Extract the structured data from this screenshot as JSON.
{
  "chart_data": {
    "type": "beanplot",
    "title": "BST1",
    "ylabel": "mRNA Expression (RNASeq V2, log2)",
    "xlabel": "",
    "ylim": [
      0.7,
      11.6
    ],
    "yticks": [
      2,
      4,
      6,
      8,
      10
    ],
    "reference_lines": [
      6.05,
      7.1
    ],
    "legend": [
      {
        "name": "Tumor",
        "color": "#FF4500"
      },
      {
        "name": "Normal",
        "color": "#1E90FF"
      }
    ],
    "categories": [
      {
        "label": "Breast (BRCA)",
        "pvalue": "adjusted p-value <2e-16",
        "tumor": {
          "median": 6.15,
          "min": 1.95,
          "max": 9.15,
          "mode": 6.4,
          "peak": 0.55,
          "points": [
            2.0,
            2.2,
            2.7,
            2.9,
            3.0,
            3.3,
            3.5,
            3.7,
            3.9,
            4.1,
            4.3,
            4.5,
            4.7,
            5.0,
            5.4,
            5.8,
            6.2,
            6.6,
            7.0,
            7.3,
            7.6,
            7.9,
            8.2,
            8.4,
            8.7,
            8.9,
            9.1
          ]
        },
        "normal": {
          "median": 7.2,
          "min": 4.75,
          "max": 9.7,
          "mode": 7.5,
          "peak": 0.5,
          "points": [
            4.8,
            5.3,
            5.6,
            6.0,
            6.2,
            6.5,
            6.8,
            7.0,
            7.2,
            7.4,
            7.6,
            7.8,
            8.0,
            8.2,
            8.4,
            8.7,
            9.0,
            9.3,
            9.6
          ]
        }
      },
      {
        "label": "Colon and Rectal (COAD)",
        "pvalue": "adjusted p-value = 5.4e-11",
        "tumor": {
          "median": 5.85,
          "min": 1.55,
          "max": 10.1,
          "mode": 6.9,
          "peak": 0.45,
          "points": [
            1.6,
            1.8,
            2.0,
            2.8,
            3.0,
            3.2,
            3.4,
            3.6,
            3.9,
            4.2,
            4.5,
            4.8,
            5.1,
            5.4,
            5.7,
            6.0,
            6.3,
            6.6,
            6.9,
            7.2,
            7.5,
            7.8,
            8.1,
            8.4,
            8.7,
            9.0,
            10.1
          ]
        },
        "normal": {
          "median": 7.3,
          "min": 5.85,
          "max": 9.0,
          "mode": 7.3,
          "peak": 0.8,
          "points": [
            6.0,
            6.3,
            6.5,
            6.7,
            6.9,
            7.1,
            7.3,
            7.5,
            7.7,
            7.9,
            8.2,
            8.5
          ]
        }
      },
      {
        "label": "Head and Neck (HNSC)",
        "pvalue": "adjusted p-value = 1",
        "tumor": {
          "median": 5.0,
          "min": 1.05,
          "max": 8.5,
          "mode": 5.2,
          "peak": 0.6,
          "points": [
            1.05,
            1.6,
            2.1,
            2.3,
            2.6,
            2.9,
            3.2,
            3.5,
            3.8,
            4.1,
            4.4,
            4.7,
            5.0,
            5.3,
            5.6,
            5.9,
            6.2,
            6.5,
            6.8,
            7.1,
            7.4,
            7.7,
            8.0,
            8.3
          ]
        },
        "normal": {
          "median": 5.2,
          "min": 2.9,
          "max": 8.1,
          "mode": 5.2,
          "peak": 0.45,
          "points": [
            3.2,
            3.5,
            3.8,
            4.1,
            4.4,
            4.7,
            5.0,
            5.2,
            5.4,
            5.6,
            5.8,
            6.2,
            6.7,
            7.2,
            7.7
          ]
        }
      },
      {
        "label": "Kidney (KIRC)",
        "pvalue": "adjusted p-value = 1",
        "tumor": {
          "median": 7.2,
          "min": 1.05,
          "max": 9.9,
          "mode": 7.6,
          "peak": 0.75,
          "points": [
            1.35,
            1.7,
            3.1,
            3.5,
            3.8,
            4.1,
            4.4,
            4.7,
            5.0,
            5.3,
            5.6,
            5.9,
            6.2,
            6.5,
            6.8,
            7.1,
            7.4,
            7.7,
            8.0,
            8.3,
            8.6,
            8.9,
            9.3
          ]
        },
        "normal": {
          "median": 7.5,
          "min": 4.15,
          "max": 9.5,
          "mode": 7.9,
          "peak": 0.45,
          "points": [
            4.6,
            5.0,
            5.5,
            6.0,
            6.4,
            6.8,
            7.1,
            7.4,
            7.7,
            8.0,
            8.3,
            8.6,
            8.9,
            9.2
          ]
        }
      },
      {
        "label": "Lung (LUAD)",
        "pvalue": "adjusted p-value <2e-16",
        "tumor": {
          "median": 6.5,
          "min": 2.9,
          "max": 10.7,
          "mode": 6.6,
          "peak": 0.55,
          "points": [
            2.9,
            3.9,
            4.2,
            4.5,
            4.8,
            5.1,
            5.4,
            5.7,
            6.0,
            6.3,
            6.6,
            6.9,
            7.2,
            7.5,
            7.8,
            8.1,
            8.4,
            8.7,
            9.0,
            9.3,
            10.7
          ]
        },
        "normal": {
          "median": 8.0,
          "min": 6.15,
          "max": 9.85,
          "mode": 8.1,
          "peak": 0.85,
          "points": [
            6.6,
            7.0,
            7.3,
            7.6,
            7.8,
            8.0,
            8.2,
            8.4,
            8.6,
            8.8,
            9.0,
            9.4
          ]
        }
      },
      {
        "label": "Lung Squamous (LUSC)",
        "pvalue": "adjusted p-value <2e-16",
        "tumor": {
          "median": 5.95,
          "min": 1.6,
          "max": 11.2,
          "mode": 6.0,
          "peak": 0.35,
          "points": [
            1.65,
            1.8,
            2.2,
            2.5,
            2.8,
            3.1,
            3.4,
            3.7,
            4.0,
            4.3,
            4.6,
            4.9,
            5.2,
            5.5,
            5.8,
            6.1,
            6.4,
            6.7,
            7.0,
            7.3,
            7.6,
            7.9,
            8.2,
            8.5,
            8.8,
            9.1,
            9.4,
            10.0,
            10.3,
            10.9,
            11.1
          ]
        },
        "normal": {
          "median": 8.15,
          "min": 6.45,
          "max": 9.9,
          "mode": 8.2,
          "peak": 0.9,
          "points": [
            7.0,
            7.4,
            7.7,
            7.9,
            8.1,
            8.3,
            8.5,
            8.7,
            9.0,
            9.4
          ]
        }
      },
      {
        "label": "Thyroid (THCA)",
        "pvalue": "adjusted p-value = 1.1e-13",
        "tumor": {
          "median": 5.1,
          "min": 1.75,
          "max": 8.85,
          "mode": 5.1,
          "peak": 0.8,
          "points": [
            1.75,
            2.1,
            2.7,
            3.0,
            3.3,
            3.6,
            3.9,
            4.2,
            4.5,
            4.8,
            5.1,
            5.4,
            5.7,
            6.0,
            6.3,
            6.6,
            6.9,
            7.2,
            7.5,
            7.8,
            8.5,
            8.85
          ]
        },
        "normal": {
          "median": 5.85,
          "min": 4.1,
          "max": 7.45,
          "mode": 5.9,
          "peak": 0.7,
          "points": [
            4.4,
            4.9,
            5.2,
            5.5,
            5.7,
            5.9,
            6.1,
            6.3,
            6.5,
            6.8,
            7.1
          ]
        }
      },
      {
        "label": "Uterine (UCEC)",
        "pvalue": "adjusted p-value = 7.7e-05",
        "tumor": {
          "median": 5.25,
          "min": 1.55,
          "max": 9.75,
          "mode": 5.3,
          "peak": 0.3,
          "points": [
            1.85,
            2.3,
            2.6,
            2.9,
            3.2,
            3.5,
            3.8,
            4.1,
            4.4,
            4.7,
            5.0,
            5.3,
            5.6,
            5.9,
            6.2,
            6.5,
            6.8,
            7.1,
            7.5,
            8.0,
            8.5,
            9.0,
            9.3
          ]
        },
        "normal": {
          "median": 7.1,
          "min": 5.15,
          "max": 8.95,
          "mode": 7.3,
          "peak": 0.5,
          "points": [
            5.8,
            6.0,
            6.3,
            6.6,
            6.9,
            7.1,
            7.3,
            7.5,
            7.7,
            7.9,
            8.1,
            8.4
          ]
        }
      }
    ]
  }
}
....................
What to do → Every line of the entries that includes "Lung" must be copied into the answer.

Exercise output →
        "label": "Lung (LUAD)",
        "label": "Lung Squamous (LUSC)",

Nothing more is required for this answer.